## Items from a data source
## begin

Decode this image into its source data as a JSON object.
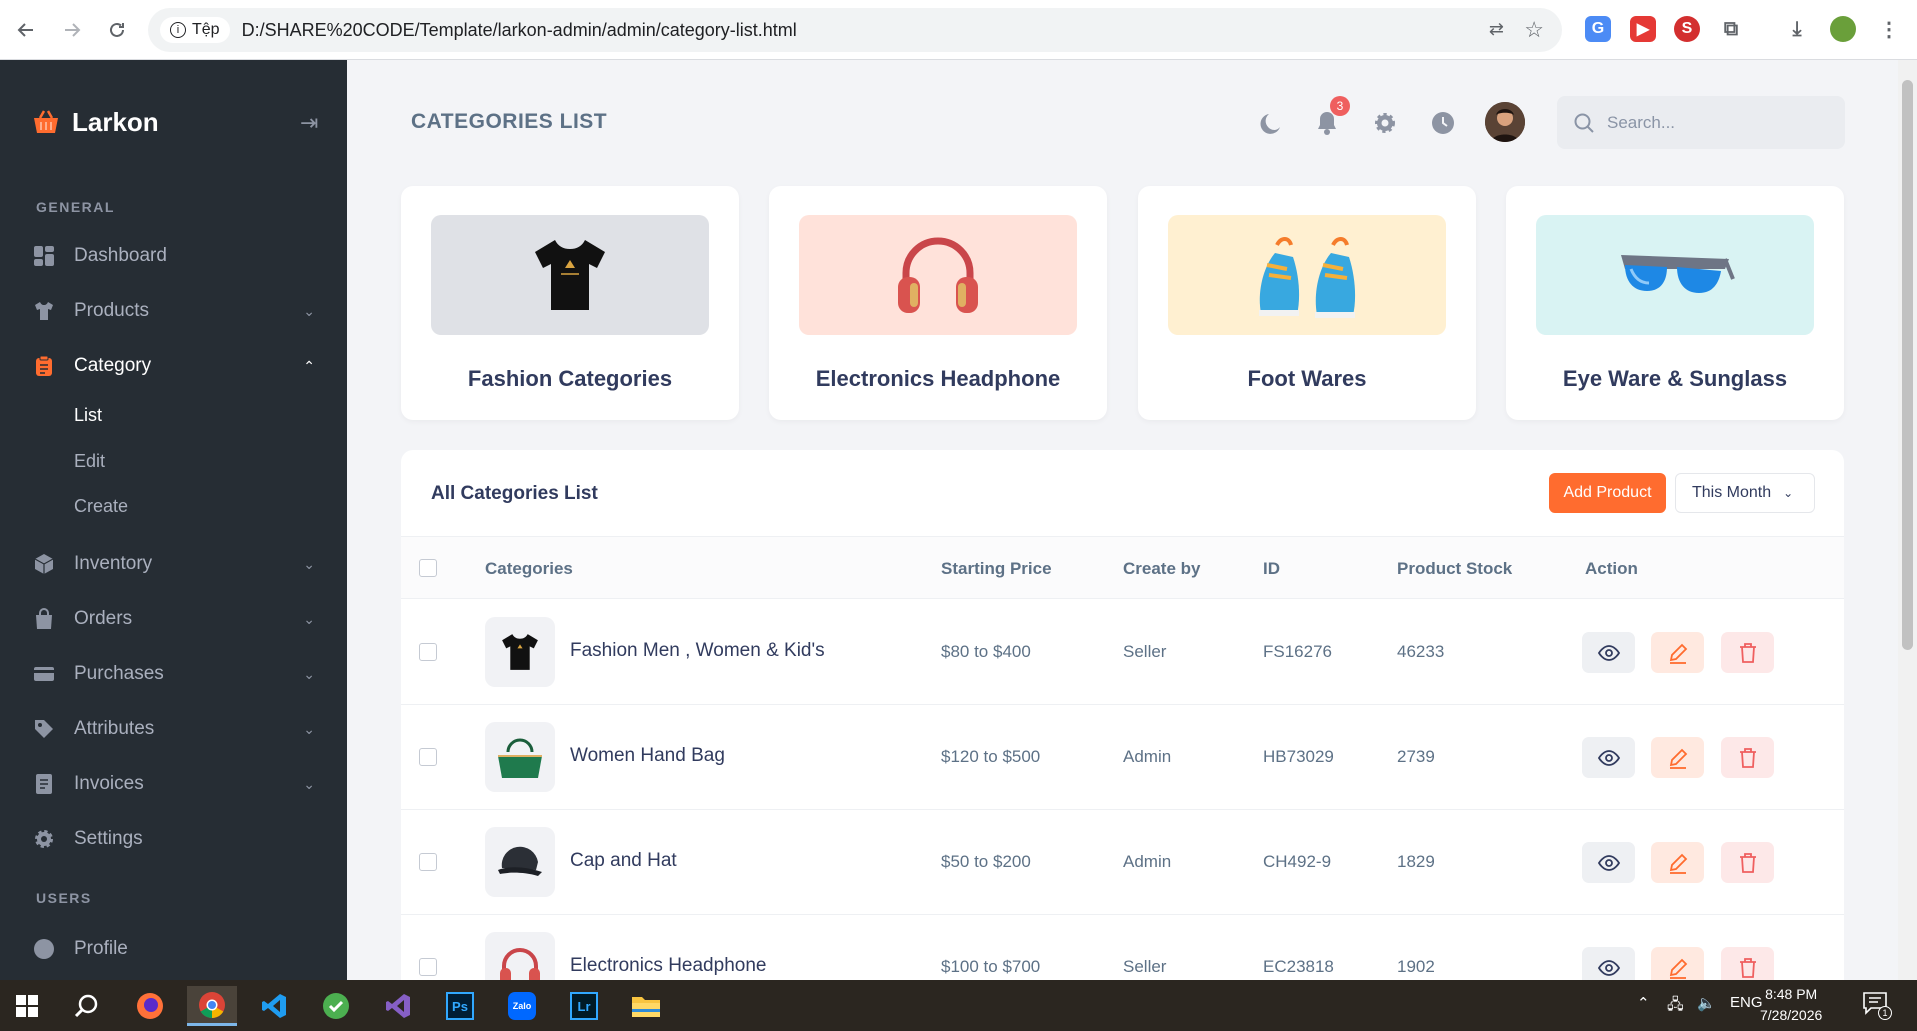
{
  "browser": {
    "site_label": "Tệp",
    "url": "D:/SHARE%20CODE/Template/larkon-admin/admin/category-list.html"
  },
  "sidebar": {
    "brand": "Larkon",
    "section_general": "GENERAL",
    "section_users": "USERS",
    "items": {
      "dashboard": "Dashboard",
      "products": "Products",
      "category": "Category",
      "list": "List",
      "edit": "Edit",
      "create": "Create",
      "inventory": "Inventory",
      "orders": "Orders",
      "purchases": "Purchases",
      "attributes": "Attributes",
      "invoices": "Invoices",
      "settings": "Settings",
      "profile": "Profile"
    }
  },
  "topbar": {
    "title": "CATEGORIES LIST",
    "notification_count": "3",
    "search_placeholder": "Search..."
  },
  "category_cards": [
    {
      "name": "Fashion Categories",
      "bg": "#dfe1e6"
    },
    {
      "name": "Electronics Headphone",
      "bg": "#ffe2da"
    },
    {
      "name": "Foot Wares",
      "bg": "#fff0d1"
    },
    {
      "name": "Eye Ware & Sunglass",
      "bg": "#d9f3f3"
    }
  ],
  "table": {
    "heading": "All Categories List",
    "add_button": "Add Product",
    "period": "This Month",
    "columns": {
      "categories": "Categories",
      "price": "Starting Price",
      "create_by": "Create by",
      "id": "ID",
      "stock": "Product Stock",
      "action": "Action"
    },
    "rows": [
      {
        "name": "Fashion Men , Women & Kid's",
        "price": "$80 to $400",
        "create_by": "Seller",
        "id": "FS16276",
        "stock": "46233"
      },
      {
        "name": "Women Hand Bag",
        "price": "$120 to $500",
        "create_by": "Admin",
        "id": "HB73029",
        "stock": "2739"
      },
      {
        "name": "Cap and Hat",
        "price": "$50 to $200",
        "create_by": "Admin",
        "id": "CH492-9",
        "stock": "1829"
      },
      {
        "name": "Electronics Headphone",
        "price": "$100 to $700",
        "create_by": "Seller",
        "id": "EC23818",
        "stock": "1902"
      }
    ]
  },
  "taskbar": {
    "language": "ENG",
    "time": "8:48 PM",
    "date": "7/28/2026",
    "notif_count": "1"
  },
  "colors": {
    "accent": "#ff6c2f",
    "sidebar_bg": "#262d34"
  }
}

## end

Look through the data and show every line containing "Headphone".

## Correct output
      "name": "Electronics Headphone",
        "name": "Electronics Headphone",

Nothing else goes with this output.